── SOURCE DATA ──

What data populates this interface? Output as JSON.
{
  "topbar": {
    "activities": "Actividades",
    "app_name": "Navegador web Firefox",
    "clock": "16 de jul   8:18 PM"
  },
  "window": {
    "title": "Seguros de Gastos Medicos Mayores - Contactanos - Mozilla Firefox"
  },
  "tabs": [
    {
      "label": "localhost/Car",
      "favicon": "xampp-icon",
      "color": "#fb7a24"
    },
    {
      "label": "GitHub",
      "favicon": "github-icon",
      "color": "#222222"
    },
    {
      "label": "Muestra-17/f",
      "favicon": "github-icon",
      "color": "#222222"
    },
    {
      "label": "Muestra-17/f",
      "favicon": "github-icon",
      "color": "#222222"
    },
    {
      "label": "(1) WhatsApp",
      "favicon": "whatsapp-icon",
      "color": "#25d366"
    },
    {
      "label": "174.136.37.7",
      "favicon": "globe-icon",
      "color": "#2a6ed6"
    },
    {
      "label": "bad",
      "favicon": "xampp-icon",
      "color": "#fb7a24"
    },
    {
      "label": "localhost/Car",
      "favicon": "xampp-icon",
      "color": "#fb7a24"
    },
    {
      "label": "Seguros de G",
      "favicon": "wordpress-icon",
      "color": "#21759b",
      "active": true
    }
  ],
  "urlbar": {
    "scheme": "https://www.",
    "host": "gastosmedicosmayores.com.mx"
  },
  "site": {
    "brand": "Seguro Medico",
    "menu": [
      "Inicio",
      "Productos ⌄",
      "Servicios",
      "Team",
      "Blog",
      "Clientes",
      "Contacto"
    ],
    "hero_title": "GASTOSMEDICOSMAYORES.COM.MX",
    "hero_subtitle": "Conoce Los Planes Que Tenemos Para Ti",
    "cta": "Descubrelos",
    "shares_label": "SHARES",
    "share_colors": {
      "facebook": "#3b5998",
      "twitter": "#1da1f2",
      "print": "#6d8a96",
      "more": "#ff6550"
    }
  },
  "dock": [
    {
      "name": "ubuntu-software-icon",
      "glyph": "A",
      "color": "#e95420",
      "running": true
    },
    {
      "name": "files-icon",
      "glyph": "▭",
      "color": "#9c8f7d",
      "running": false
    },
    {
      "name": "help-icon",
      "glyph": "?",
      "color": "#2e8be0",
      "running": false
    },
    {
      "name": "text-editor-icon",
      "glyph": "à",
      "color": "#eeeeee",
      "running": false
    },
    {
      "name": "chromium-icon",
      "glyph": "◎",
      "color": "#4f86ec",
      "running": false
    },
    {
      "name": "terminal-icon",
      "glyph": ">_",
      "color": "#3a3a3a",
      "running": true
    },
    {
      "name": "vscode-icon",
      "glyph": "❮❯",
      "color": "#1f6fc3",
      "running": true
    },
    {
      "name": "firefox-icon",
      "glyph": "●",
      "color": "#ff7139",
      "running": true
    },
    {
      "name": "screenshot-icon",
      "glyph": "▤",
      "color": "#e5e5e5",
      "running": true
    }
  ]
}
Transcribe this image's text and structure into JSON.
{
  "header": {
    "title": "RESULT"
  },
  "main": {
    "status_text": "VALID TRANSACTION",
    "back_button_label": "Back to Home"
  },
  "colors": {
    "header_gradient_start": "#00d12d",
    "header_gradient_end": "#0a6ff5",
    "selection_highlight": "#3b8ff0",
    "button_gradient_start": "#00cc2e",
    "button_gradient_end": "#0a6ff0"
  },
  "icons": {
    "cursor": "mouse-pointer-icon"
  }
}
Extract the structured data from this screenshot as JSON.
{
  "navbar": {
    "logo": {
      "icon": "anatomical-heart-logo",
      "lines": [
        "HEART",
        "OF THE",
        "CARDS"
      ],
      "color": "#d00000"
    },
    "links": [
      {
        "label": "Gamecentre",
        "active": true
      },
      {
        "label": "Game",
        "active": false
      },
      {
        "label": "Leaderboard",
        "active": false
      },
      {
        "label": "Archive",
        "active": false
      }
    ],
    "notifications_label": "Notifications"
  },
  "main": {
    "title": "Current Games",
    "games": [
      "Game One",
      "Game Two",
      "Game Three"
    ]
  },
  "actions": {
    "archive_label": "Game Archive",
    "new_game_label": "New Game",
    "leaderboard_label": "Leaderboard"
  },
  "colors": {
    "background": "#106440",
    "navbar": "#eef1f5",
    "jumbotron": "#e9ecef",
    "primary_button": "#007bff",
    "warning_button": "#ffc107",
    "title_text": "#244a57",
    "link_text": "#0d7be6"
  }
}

───

Extract all of the data exactly as written.

◆ RESULT OF THE EXERCISE ◆
What data populates this interface? Output as JSON.
{
  "topbar": {
    "activities": "Actividades",
    "app_name": "Navegador web Firefox",
    "clock": "16 de jul   8:18 PM"
  },
  "window": {
    "title": "Seguros de Gastos Medicos Mayores - Contactanos - Mozilla Firefox"
  },
  "tabs": [
    {
      "label": "localhost/Car",
      "favicon": "xampp-icon",
      "color": "#fb7a24"
    },
    {
      "label": "GitHub",
      "favicon": "github-icon",
      "color": "#222222"
    },
    {
      "label": "Muestra-17/f",
      "favicon": "github-icon",
      "color": "#222222"
    },
    {
      "label": "Muestra-17/f",
      "favicon": "github-icon",
      "color": "#222222"
    },
    {
      "label": "(1) WhatsApp",
      "favicon": "whatsapp-icon",
      "color": "#25d366"
    },
    {
      "label": "174.136.37.7",
      "favicon": "globe-icon",
      "color": "#2a6ed6"
    },
    {
      "label": "bad",
      "favicon": "xampp-icon",
      "color": "#fb7a24"
    },
    {
      "label": "localhost/Car",
      "favicon": "xampp-icon",
      "color": "#fb7a24"
    },
    {
      "label": "Seguros de G",
      "favicon": "wordpress-icon",
      "color": "#21759b",
      "active": true
    }
  ],
  "urlbar": {
    "scheme": "https://www.",
    "host": "gastosmedicosmayores.com.mx"
  },
  "site": {
    "brand": "Seguro Medico",
    "menu": [
      "Inicio",
      "Productos ⌄",
      "Servicios",
      "Team",
      "Blog",
      "Clientes",
      "Contacto"
    ],
    "hero_title": "GASTOSMEDICOSMAYORES.COM.MX",
    "hero_subtitle": "Conoce Los Planes Que Tenemos Para Ti",
    "cta": "Descubrelos",
    "shares_label": "SHARES",
    "share_colors": {
      "facebook": "#3b5998",
      "twitter": "#1da1f2",
      "print": "#6d8a96",
      "more": "#ff6550"
    }
  },
  "dock": [
    {
      "name": "ubuntu-software-icon",
      "glyph": "A",
      "color": "#e95420",
      "running": true
    },
    {
      "name": "files-icon",
      "glyph": "▭",
      "color": "#9c8f7d",
      "running": false
    },
    {
      "name": "help-icon",
      "glyph": "?",
      "color": "#2e8be0",
      "running": false
    },
    {
      "name": "text-editor-icon",
      "glyph": "à",
      "color": "#eeeeee",
      "running": false
    },
    {
      "name": "chromium-icon",
      "glyph": "◎",
      "color": "#4f86ec",
      "running": false
    },
    {
      "name": "terminal-icon",
      "glyph": ">_",
      "color": "#3a3a3a",
      "running": true
    },
    {
      "name": "vscode-icon",
      "glyph": "❮❯",
      "color": "#1f6fc3",
      "running": true
    },
    {
      "name": "firefox-icon",
      "glyph": "●",
      "color": "#ff7139",
      "running": true
    },
    {
      "name": "screenshot-icon",
      "glyph": "▤",
      "color": "#e5e5e5",
      "running": true
    }
  ]
}
Transcribe this image's text and structure into JSON.
{
  "header": {
    "title": "RESULT"
  },
  "main": {
    "status_text": "VALID TRANSACTION",
    "back_button_label": "Back to Home"
  },
  "colors": {
    "header_gradient_start": "#00d12d",
    "header_gradient_end": "#0a6ff5",
    "selection_highlight": "#3b8ff0",
    "button_gradient_start": "#00cc2e",
    "button_gradient_end": "#0a6ff0"
  },
  "icons": {
    "cursor": "mouse-pointer-icon"
  }
}
Extract the structured data from this screenshot as JSON.
{
  "navbar": {
    "logo": {
      "icon": "anatomical-heart-logo",
      "lines": [
        "HEART",
        "OF THE",
        "CARDS"
      ],
      "color": "#d00000"
    },
    "links": [
      {
        "label": "Gamecentre",
        "active": true
      },
      {
        "label": "Game",
        "active": false
      },
      {
        "label": "Leaderboard",
        "active": false
      },
      {
        "label": "Archive",
        "active": false
      }
    ],
    "notifications_label": "Notifications"
  },
  "main": {
    "title": "Current Games",
    "games": [
      "Game One",
      "Game Two",
      "Game Three"
    ]
  },
  "actions": {
    "archive_label": "Game Archive",
    "new_game_label": "New Game",
    "leaderboard_label": "Leaderboard"
  },
  "colors": {
    "background": "#106440",
    "navbar": "#eef1f5",
    "jumbotron": "#e9ecef",
    "primary_button": "#007bff",
    "warning_button": "#ffc107",
    "title_text": "#244a57",
    "link_text": "#0d7be6"
  }
}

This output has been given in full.